__WHAT YOU NEED TO DO__: Give the records back in full, exactly as they read.

A run of records:
--- begin ---
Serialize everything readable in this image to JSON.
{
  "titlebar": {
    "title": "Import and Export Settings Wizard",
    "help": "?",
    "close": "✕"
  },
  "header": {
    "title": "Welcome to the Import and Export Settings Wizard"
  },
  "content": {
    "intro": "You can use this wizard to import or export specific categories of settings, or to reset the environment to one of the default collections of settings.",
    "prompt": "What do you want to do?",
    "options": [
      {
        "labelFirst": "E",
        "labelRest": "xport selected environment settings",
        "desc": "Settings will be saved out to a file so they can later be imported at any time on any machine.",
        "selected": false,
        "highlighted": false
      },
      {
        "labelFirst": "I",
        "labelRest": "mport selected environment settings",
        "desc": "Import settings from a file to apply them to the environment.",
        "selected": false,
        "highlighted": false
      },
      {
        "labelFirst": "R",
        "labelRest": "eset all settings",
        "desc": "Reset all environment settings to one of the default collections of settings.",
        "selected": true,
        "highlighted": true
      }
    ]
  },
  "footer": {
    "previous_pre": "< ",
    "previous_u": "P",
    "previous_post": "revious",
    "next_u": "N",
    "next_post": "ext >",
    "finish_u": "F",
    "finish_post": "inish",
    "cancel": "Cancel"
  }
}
--- end ---
__SOLUTION TO THIS PROBLEM__:
Serialize everything readable in this image to JSON.
{
  "titlebar": {
    "title": "Import and Export Settings Wizard",
    "help": "?",
    "close": "✕"
  },
  "header": {
    "title": "Welcome to the Import and Export Settings Wizard"
  },
  "content": {
    "intro": "You can use this wizard to import or export specific categories of settings, or to reset the environment to one of the default collections of settings.",
    "prompt": "What do you want to do?",
    "options": [
      {
        "labelFirst": "E",
        "labelRest": "xport selected environment settings",
        "desc": "Settings will be saved out to a file so they can later be imported at any time on any machine.",
        "selected": false,
        "highlighted": false
      },
      {
        "labelFirst": "I",
        "labelRest": "mport selected environment settings",
        "desc": "Import settings from a file to apply them to the environment.",
        "selected": false,
        "highlighted": false
      },
      {
        "labelFirst": "R",
        "labelRest": "eset all settings",
        "desc": "Reset all environment settings to one of the default collections of settings.",
        "selected": true,
        "highlighted": true
      }
    ]
  },
  "footer": {
    "previous_pre": "< ",
    "previous_u": "P",
    "previous_post": "revious",
    "next_u": "N",
    "next_post": "ext >",
    "finish_u": "F",
    "finish_post": "inish",
    "cancel": "Cancel"
  }
}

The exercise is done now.